**Short problem**. Reproduce the data exactly.

**Records for this exercise**.
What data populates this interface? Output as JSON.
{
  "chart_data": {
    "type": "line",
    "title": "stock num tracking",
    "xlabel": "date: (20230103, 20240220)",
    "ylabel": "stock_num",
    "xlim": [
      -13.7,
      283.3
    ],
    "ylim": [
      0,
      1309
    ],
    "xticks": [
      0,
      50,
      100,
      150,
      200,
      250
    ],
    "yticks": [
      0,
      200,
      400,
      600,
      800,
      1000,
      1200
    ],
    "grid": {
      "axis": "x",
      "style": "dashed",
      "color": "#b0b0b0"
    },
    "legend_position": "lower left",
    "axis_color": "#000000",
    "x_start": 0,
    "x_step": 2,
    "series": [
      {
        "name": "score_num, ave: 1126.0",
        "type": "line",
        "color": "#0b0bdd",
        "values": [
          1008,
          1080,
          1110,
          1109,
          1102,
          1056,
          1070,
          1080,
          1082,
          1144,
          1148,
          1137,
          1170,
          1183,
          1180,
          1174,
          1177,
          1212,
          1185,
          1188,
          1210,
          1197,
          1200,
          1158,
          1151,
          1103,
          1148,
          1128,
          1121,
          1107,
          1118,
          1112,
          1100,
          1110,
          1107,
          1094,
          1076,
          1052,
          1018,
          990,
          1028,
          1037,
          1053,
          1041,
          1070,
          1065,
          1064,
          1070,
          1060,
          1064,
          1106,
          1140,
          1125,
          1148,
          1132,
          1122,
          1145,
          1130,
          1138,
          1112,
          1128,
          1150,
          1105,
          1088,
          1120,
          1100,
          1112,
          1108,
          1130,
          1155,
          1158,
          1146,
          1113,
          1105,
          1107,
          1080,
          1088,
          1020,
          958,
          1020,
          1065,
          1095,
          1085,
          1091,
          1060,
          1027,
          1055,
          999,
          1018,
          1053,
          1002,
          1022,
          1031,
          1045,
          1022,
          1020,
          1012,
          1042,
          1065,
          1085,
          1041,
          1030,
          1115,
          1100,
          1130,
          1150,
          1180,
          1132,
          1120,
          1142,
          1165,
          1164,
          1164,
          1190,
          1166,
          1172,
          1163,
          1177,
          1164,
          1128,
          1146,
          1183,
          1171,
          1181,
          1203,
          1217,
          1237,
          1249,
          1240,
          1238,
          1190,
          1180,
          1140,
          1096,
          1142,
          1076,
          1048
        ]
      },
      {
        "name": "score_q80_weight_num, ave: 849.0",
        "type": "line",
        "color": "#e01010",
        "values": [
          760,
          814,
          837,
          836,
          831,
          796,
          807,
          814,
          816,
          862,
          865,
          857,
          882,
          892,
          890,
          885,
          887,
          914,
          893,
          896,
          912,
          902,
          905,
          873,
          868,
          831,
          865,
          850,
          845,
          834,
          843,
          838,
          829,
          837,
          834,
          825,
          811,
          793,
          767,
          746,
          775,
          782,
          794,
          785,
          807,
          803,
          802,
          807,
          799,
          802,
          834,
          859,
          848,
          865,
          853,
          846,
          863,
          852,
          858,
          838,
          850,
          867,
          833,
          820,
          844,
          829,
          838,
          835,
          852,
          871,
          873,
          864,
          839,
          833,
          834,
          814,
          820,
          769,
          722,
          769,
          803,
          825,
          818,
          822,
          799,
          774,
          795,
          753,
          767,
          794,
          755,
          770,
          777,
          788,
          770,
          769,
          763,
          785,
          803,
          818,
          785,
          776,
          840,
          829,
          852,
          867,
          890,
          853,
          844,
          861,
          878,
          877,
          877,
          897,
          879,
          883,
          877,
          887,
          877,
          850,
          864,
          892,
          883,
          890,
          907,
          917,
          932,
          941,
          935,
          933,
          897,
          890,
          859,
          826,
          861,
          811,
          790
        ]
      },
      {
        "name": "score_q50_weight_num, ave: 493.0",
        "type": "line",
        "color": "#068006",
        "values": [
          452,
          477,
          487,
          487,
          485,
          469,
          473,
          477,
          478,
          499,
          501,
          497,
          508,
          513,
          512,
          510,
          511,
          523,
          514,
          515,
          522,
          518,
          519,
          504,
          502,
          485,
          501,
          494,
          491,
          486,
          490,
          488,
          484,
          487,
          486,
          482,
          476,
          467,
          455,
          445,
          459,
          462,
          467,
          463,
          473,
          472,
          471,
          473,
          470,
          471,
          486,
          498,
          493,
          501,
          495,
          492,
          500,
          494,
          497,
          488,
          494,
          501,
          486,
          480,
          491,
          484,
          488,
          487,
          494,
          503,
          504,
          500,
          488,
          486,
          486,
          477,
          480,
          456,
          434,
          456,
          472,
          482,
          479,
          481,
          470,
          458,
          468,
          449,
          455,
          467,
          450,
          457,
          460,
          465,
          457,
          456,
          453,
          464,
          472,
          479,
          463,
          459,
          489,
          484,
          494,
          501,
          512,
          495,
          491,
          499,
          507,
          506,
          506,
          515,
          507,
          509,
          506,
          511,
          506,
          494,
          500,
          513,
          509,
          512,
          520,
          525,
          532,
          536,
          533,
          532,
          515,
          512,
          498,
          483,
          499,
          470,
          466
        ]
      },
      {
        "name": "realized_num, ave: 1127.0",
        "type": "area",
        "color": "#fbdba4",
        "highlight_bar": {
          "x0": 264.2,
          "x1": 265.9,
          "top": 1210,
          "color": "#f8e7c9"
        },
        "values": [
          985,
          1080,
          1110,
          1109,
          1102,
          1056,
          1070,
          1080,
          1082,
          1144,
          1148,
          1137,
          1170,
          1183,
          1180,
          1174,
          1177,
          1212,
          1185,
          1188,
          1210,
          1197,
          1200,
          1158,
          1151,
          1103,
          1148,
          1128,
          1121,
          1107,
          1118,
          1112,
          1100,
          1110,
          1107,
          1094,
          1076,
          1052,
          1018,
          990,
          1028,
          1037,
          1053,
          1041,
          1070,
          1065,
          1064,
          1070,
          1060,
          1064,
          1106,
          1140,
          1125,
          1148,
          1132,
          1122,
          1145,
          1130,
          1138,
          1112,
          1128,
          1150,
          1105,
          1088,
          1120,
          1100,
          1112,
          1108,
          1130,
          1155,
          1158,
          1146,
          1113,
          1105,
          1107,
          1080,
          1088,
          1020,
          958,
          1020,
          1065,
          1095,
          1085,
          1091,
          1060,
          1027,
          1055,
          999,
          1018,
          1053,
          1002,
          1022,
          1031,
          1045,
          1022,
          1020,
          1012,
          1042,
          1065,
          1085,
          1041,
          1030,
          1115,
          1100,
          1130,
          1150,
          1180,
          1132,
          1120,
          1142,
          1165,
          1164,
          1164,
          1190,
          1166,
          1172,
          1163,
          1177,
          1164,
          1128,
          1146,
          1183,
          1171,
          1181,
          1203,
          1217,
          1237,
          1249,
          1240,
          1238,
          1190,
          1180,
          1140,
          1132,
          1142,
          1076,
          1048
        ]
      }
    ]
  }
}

**Completed task**.
What data populates this interface? Output as JSON.
{
  "chart_data": {
    "type": "line",
    "title": "stock num tracking",
    "xlabel": "date: (20230103, 20240220)",
    "ylabel": "stock_num",
    "xlim": [
      -13.7,
      283.3
    ],
    "ylim": [
      0,
      1309
    ],
    "xticks": [
      0,
      50,
      100,
      150,
      200,
      250
    ],
    "yticks": [
      0,
      200,
      400,
      600,
      800,
      1000,
      1200
    ],
    "grid": {
      "axis": "x",
      "style": "dashed",
      "color": "#b0b0b0"
    },
    "legend_position": "lower left",
    "axis_color": "#000000",
    "x_start": 0,
    "x_step": 2,
    "series": [
      {
        "name": "score_num, ave: 1126.0",
        "type": "line",
        "color": "#0b0bdd",
        "values": [
          1008,
          1080,
          1110,
          1109,
          1102,
          1056,
          1070,
          1080,
          1082,
          1144,
          1148,
          1137,
          1170,
          1183,
          1180,
          1174,
          1177,
          1212,
          1185,
          1188,
          1210,
          1197,
          1200,
          1158,
          1151,
          1103,
          1148,
          1128,
          1121,
          1107,
          1118,
          1112,
          1100,
          1110,
          1107,
          1094,
          1076,
          1052,
          1018,
          990,
          1028,
          1037,
          1053,
          1041,
          1070,
          1065,
          1064,
          1070,
          1060,
          1064,
          1106,
          1140,
          1125,
          1148,
          1132,
          1122,
          1145,
          1130,
          1138,
          1112,
          1128,
          1150,
          1105,
          1088,
          1120,
          1100,
          1112,
          1108,
          1130,
          1155,
          1158,
          1146,
          1113,
          1105,
          1107,
          1080,
          1088,
          1020,
          958,
          1020,
          1065,
          1095,
          1085,
          1091,
          1060,
          1027,
          1055,
          999,
          1018,
          1053,
          1002,
          1022,
          1031,
          1045,
          1022,
          1020,
          1012,
          1042,
          1065,
          1085,
          1041,
          1030,
          1115,
          1100,
          1130,
          1150,
          1180,
          1132,
          1120,
          1142,
          1165,
          1164,
          1164,
          1190,
          1166,
          1172,
          1163,
          1177,
          1164,
          1128,
          1146,
          1183,
          1171,
          1181,
          1203,
          1217,
          1237,
          1249,
          1240,
          1238,
          1190,
          1180,
          1140,
          1096,
          1142,
          1076,
          1048
        ]
      },
      {
        "name": "score_q80_weight_num, ave: 849.0",
        "type": "line",
        "color": "#e01010",
        "values": [
          760,
          814,
          837,
          836,
          831,
          796,
          807,
          814,
          816,
          862,
          865,
          857,
          882,
          892,
          890,
          885,
          887,
          914,
          893,
          896,
          912,
          902,
          905,
          873,
          868,
          831,
          865,
          850,
          845,
          834,
          843,
          838,
          829,
          837,
          834,
          825,
          811,
          793,
          767,
          746,
          775,
          782,
          794,
          785,
          807,
          803,
          802,
          807,
          799,
          802,
          834,
          859,
          848,
          865,
          853,
          846,
          863,
          852,
          858,
          838,
          850,
          867,
          833,
          820,
          844,
          829,
          838,
          835,
          852,
          871,
          873,
          864,
          839,
          833,
          834,
          814,
          820,
          769,
          722,
          769,
          803,
          825,
          818,
          822,
          799,
          774,
          795,
          753,
          767,
          794,
          755,
          770,
          777,
          788,
          770,
          769,
          763,
          785,
          803,
          818,
          785,
          776,
          840,
          829,
          852,
          867,
          890,
          853,
          844,
          861,
          878,
          877,
          877,
          897,
          879,
          883,
          877,
          887,
          877,
          850,
          864,
          892,
          883,
          890,
          907,
          917,
          932,
          941,
          935,
          933,
          897,
          890,
          859,
          826,
          861,
          811,
          790
        ]
      },
      {
        "name": "score_q50_weight_num, ave: 493.0",
        "type": "line",
        "color": "#068006",
        "values": [
          452,
          477,
          487,
          487,
          485,
          469,
          473,
          477,
          478,
          499,
          501,
          497,
          508,
          513,
          512,
          510,
          511,
          523,
          514,
          515,
          522,
          518,
          519,
          504,
          502,
          485,
          501,
          494,
          491,
          486,
          490,
          488,
          484,
          487,
          486,
          482,
          476,
          467,
          455,
          445,
          459,
          462,
          467,
          463,
          473,
          472,
          471,
          473,
          470,
          471,
          486,
          498,
          493,
          501,
          495,
          492,
          500,
          494,
          497,
          488,
          494,
          501,
          486,
          480,
          491,
          484,
          488,
          487,
          494,
          503,
          504,
          500,
          488,
          486,
          486,
          477,
          480,
          456,
          434,
          456,
          472,
          482,
          479,
          481,
          470,
          458,
          468,
          449,
          455,
          467,
          450,
          457,
          460,
          465,
          457,
          456,
          453,
          464,
          472,
          479,
          463,
          459,
          489,
          484,
          494,
          501,
          512,
          495,
          491,
          499,
          507,
          506,
          506,
          515,
          507,
          509,
          506,
          511,
          506,
          494,
          500,
          513,
          509,
          512,
          520,
          525,
          532,
          536,
          533,
          532,
          515,
          512,
          498,
          483,
          499,
          470,
          466
        ]
      },
      {
        "name": "realized_num, ave: 1127.0",
        "type": "area",
        "color": "#fbdba4",
        "highlight_bar": {
          "x0": 264.2,
          "x1": 265.9,
          "top": 1210,
          "color": "#f8e7c9"
        },
        "values": [
          985,
          1080,
          1110,
          1109,
          1102,
          1056,
          1070,
          1080,
          1082,
          1144,
          1148,
          1137,
          1170,
          1183,
          1180,
          1174,
          1177,
          1212,
          1185,
          1188,
          1210,
          1197,
          1200,
          1158,
          1151,
          1103,
          1148,
          1128,
          1121,
          1107,
          1118,
          1112,
          1100,
          1110,
          1107,
          1094,
          1076,
          1052,
          1018,
          990,
          1028,
          1037,
          1053,
          1041,
          1070,
          1065,
          1064,
          1070,
          1060,
          1064,
          1106,
          1140,
          1125,
          1148,
          1132,
          1122,
          1145,
          1130,
          1138,
          1112,
          1128,
          1150,
          1105,
          1088,
          1120,
          1100,
          1112,
          1108,
          1130,
          1155,
          1158,
          1146,
          1113,
          1105,
          1107,
          1080,
          1088,
          1020,
          958,
          1020,
          1065,
          1095,
          1085,
          1091,
          1060,
          1027,
          1055,
          999,
          1018,
          1053,
          1002,
          1022,
          1031,
          1045,
          1022,
          1020,
          1012,
          1042,
          1065,
          1085,
          1041,
          1030,
          1115,
          1100,
          1130,
          1150,
          1180,
          1132,
          1120,
          1142,
          1165,
          1164,
          1164,
          1190,
          1166,
          1172,
          1163,
          1177,
          1164,
          1128,
          1146,
          1183,
          1171,
          1181,
          1203,
          1217,
          1237,
          1249,
          1240,
          1238,
          1190,
          1180,
          1140,
          1132,
          1142,
          1076,
          1048
        ]
      }
    ]
  }
}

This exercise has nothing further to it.